[Start of INPUT DATA]

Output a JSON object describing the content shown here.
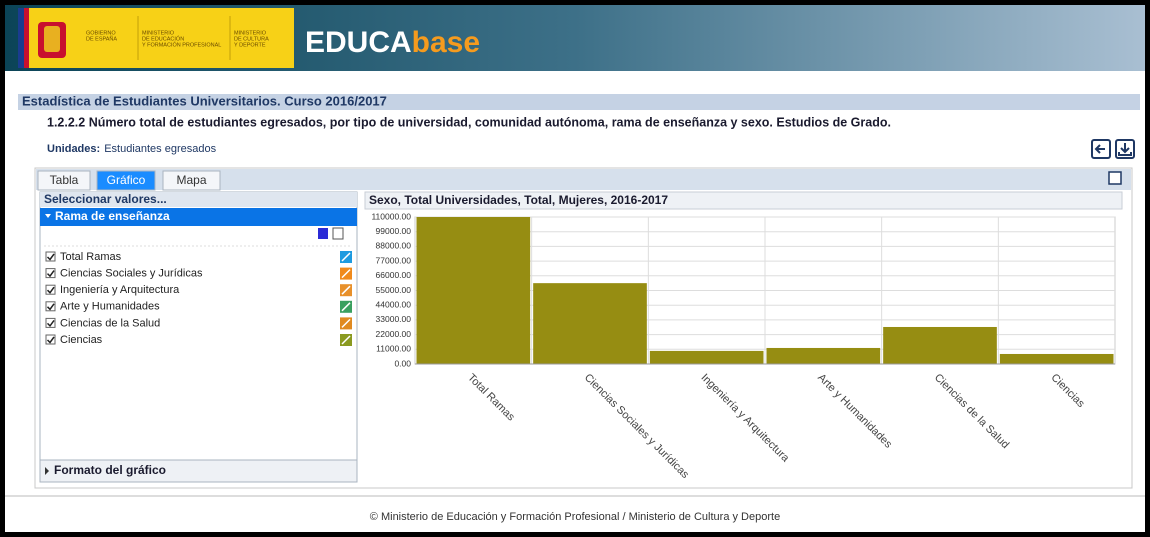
{
  "header": {
    "logo": {
      "gobierno": [
        "GOBIERNO",
        "DE ESPAÑA"
      ],
      "ministerio_educacion": [
        "MINISTERIO",
        "DE EDUCACIÓN",
        "Y FORMACIÓN PROFESIONAL"
      ],
      "ministerio_cultura": [
        "MINISTERIO",
        "DE CULTURA",
        "Y DEPORTE"
      ]
    },
    "brand_a": "EDUCA",
    "brand_b": "base"
  },
  "page": {
    "title": "Estadística de Estudiantes Universitarios. Curso 2016/2017",
    "subtitle": "1.2.2.2 Número total de estudiantes egresados, por tipo de universidad, comunidad autónoma, rama de enseñanza y sexo. Estudios de Grado.",
    "units_label": "Unidades:",
    "units": "Estudiantes egresados"
  },
  "tabs": [
    "Tabla",
    "Gráfico",
    "Mapa"
  ],
  "active_tab": 1,
  "selector": {
    "header": "Seleccionar valores...",
    "section": "Rama de enseñanza",
    "items": [
      "Total Ramas",
      "Ciencias Sociales y Jurídicas",
      "Ingeniería y Arquitectura",
      "Arte y Humanidades",
      "Ciencias de la Salud",
      "Ciencias"
    ],
    "footer_section": "Formato del gráfico"
  },
  "chart_data": {
    "type": "bar",
    "title": "Sexo, Total Universidades, Total, Mujeres, 2016-2017",
    "categories": [
      "Total Ramas",
      "Ciencias Sociales y Jurídicas",
      "Ingeniería y Arquitectura",
      "Arte y Humanidades",
      "Ciencias de la Salud",
      "Ciencias"
    ],
    "values": [
      110000,
      60500,
      9800,
      12000,
      27700,
      7500
    ],
    "color": "#968d12",
    "ylim": [
      0,
      110000
    ],
    "yticks": [
      {
        "value": 0,
        "label": "0.00"
      },
      {
        "value": 11000,
        "label": "11000.00"
      },
      {
        "value": 22000,
        "label": "22000.00"
      },
      {
        "value": 33000,
        "label": "33000.00"
      },
      {
        "value": 44000,
        "label": "44000.00"
      },
      {
        "value": 55000,
        "label": "55000.00"
      },
      {
        "value": 66000,
        "label": "66000.00"
      },
      {
        "value": 77000,
        "label": "77000.00"
      },
      {
        "value": 88000,
        "label": "88000.00"
      },
      {
        "value": 99000,
        "label": "99000.00"
      },
      {
        "value": 110000,
        "label": "110000.00"
      }
    ],
    "grid": true
  },
  "footer": "© Ministerio de Educación y Formación Profesional / Ministerio de Cultura y Deporte"
}
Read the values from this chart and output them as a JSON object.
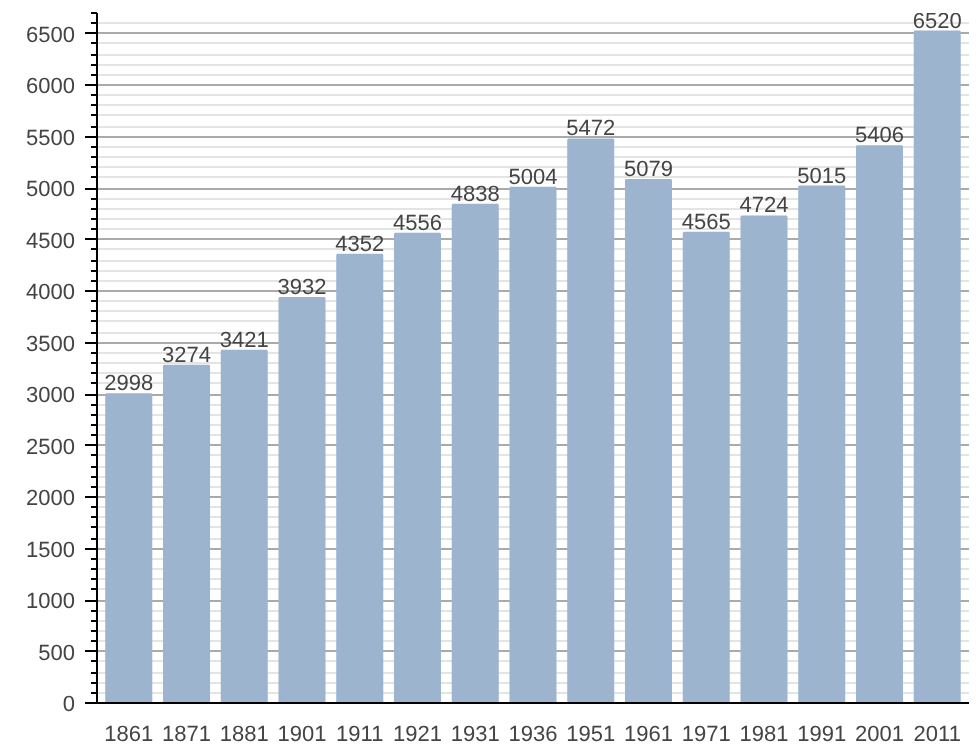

[End of INPUT DATA]

• WHAT IS ASKED:
Omit the images and transcribe all of the records above word for word.

• SOLUTION:
Output a JSON object describing the content shown here.
{
  "header": {
    "logo": {
      "gobierno": [
        "GOBIERNO",
        "DE ESPAÑA"
      ],
      "ministerio_educacion": [
        "MINISTERIO",
        "DE EDUCACIÓN",
        "Y FORMACIÓN PROFESIONAL"
      ],
      "ministerio_cultura": [
        "MINISTERIO",
        "DE CULTURA",
        "Y DEPORTE"
      ]
    },
    "brand_a": "EDUCA",
    "brand_b": "base"
  },
  "page": {
    "title": "Estadística de Estudiantes Universitarios. Curso 2016/2017",
    "subtitle": "1.2.2.2 Número total de estudiantes egresados, por tipo de universidad, comunidad autónoma, rama de enseñanza y sexo. Estudios de Grado.",
    "units_label": "Unidades:",
    "units": "Estudiantes egresados"
  },
  "tabs": [
    "Tabla",
    "Gráfico",
    "Mapa"
  ],
  "active_tab": 1,
  "selector": {
    "header": "Seleccionar valores...",
    "section": "Rama de enseñanza",
    "items": [
      "Total Ramas",
      "Ciencias Sociales y Jurídicas",
      "Ingeniería y Arquitectura",
      "Arte y Humanidades",
      "Ciencias de la Salud",
      "Ciencias"
    ],
    "footer_section": "Formato del gráfico"
  },
  "chart_data": {
    "type": "bar",
    "title": "Sexo, Total Universidades, Total, Mujeres, 2016-2017",
    "categories": [
      "Total Ramas",
      "Ciencias Sociales y Jurídicas",
      "Ingeniería y Arquitectura",
      "Arte y Humanidades",
      "Ciencias de la Salud",
      "Ciencias"
    ],
    "values": [
      110000,
      60500,
      9800,
      12000,
      27700,
      7500
    ],
    "color": "#968d12",
    "ylim": [
      0,
      110000
    ],
    "yticks": [
      {
        "value": 0,
        "label": "0.00"
      },
      {
        "value": 11000,
        "label": "11000.00"
      },
      {
        "value": 22000,
        "label": "22000.00"
      },
      {
        "value": 33000,
        "label": "33000.00"
      },
      {
        "value": 44000,
        "label": "44000.00"
      },
      {
        "value": 55000,
        "label": "55000.00"
      },
      {
        "value": 66000,
        "label": "66000.00"
      },
      {
        "value": 77000,
        "label": "77000.00"
      },
      {
        "value": 88000,
        "label": "88000.00"
      },
      {
        "value": 99000,
        "label": "99000.00"
      },
      {
        "value": 110000,
        "label": "110000.00"
      }
    ],
    "grid": true
  },
  "footer": "© Ministerio de Educación y Formación Profesional / Ministerio de Cultura y Deporte"
}
Read the values from this chart and output them as a JSON object.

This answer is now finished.